WORK REQUIRED.
Each line containing the word "this" should be found and copied.

ENTRIES SHOWN.
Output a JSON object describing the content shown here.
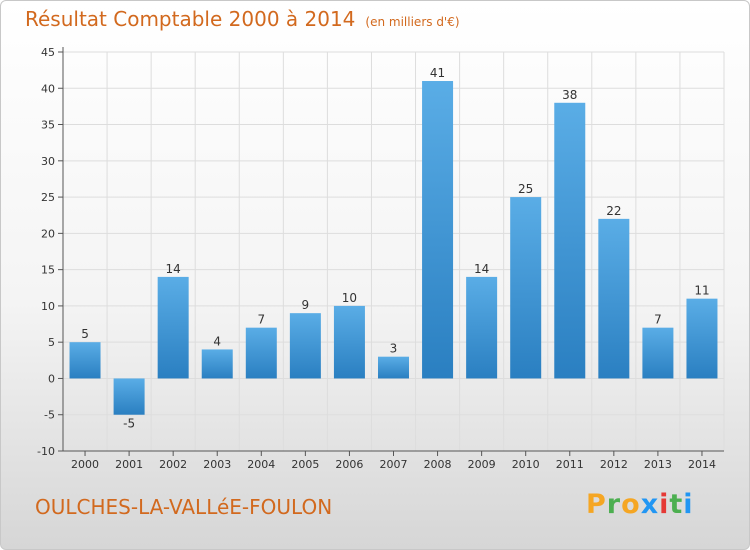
{
  "title": "Résultat Comptable 2000 à 2014",
  "unit": "(en milliers d'€)",
  "commune": "OULCHES-LA-VALLéE-FOULON",
  "brand": {
    "letters": [
      "P",
      "r",
      "o",
      "x",
      "i",
      "t",
      "i"
    ],
    "colors": [
      "#f5a623",
      "#4caf50",
      "#f5a623",
      "#2196f3",
      "#e53935",
      "#4caf50",
      "#2196f3"
    ]
  },
  "colors": {
    "bar_top": "#5aade6",
    "bar_bottom": "#2a7fc1",
    "grid": "#dddddd"
  },
  "chart_data": {
    "type": "bar",
    "categories": [
      "2000",
      "2001",
      "2002",
      "2003",
      "2004",
      "2005",
      "2006",
      "2007",
      "2008",
      "2009",
      "2010",
      "2011",
      "2012",
      "2013",
      "2014"
    ],
    "values": [
      5,
      -5,
      14,
      4,
      7,
      9,
      10,
      3,
      41,
      14,
      25,
      38,
      22,
      7,
      11
    ],
    "title": "Résultat Comptable 2000 à 2014",
    "ylim": [
      -10,
      45
    ],
    "yticks": [
      -10,
      -5,
      0,
      5,
      10,
      15,
      20,
      25,
      30,
      35,
      40,
      45
    ],
    "grid": true
  }
}
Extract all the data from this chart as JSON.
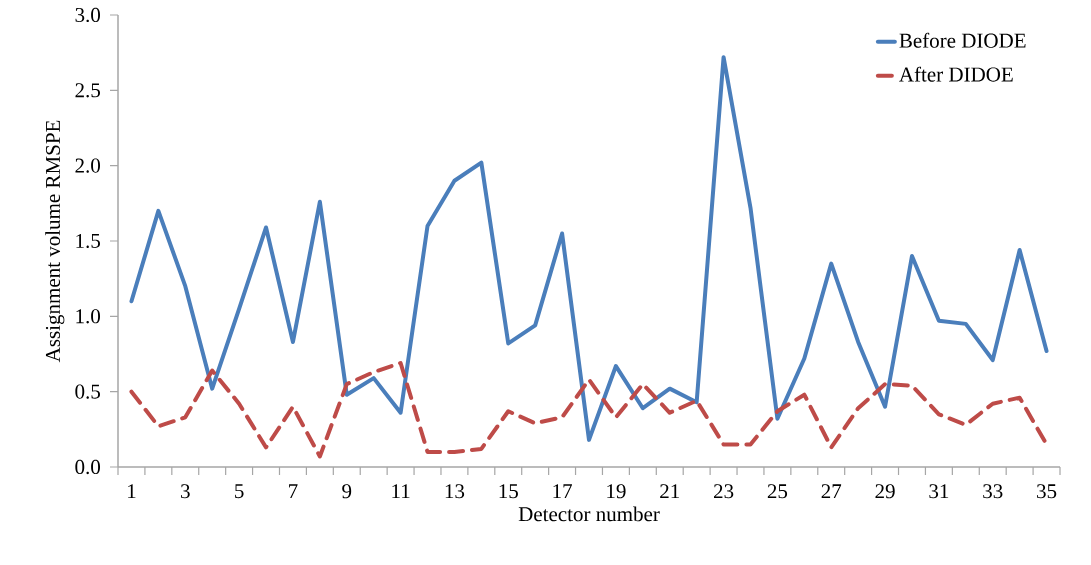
{
  "chart_data": {
    "type": "line",
    "xlabel": "Detector number",
    "ylabel": "Assignment volume RMSPE",
    "categories": [
      "1",
      null,
      "3",
      null,
      "5",
      null,
      "7",
      null,
      "9",
      null,
      "11",
      null,
      "13",
      null,
      "15",
      null,
      "17",
      null,
      "19",
      null,
      "21",
      null,
      "23",
      null,
      "25",
      null,
      "27",
      null,
      "29",
      null,
      "31",
      null,
      "33",
      null,
      "35"
    ],
    "series": [
      {
        "name": "Before DIODE",
        "color": "#4a7ebb",
        "line_style": "solid",
        "values": [
          1.1,
          1.7,
          1.2,
          0.52,
          1.05,
          1.59,
          0.83,
          1.76,
          0.48,
          0.59,
          0.36,
          1.6,
          1.9,
          2.02,
          0.82,
          0.94,
          1.55,
          0.18,
          0.67,
          0.39,
          0.52,
          0.43,
          2.72,
          1.72,
          0.32,
          0.72,
          1.35,
          0.83,
          0.4,
          1.4,
          0.97,
          0.95,
          0.71,
          1.44,
          0.77
        ]
      },
      {
        "name": "After DIDOE",
        "color": "#be4b48",
        "line_style": "dashed",
        "values": [
          0.5,
          0.27,
          0.33,
          0.64,
          0.42,
          0.13,
          0.4,
          0.07,
          0.55,
          0.63,
          0.69,
          0.1,
          0.1,
          0.12,
          0.37,
          0.29,
          0.33,
          0.58,
          0.33,
          0.55,
          0.36,
          0.44,
          0.15,
          0.15,
          0.37,
          0.48,
          0.13,
          0.39,
          0.55,
          0.54,
          0.35,
          0.28,
          0.42,
          0.46,
          0.15
        ]
      }
    ],
    "ylim": [
      0,
      3
    ],
    "yticks": [
      {
        "value": 0,
        "label": "0.0"
      },
      {
        "value": 0.5,
        "label": "0.5"
      },
      {
        "value": 1,
        "label": "1.0"
      },
      {
        "value": 1.5,
        "label": "1.5"
      },
      {
        "value": 2,
        "label": "2.0"
      },
      {
        "value": 2.5,
        "label": "2.5"
      },
      {
        "value": 3,
        "label": "3.0"
      }
    ],
    "legend": "top right",
    "marker": "none",
    "grid": false
  }
}
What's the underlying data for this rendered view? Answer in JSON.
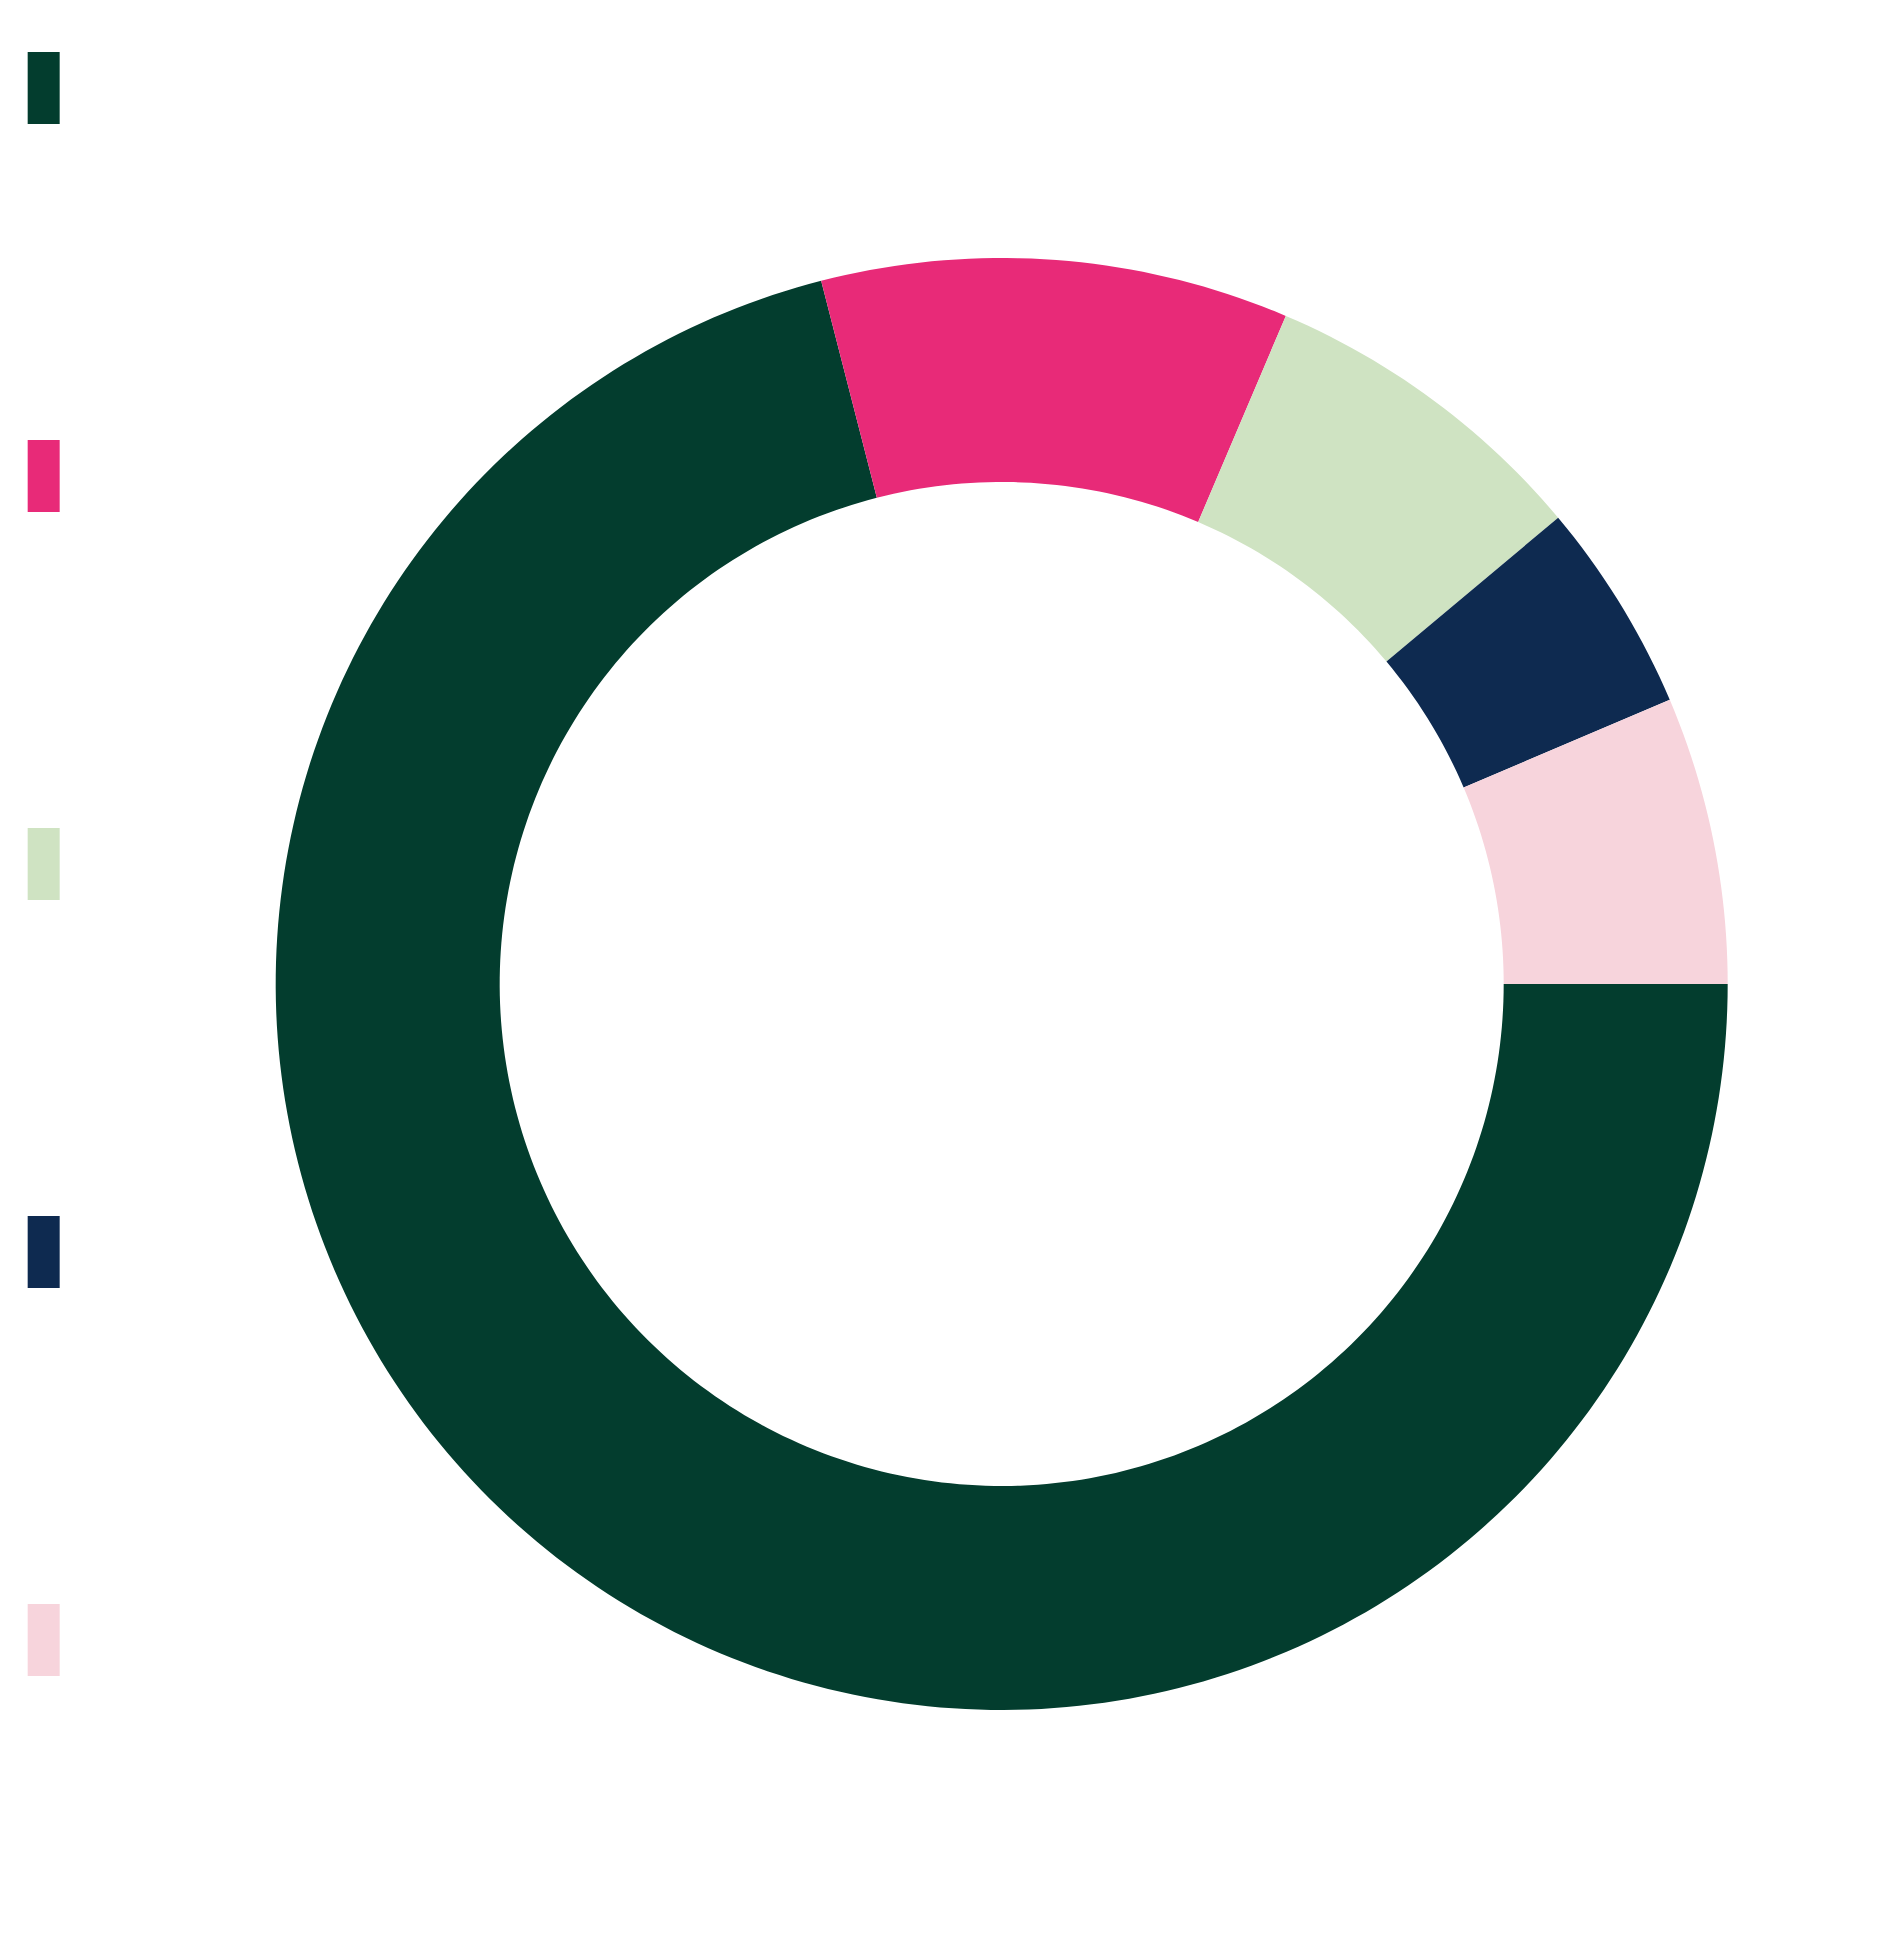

TASK RESPONSE.
Extract all the data from this chart as JSON.
What's the underlying data for this rendered view? Answer in JSON.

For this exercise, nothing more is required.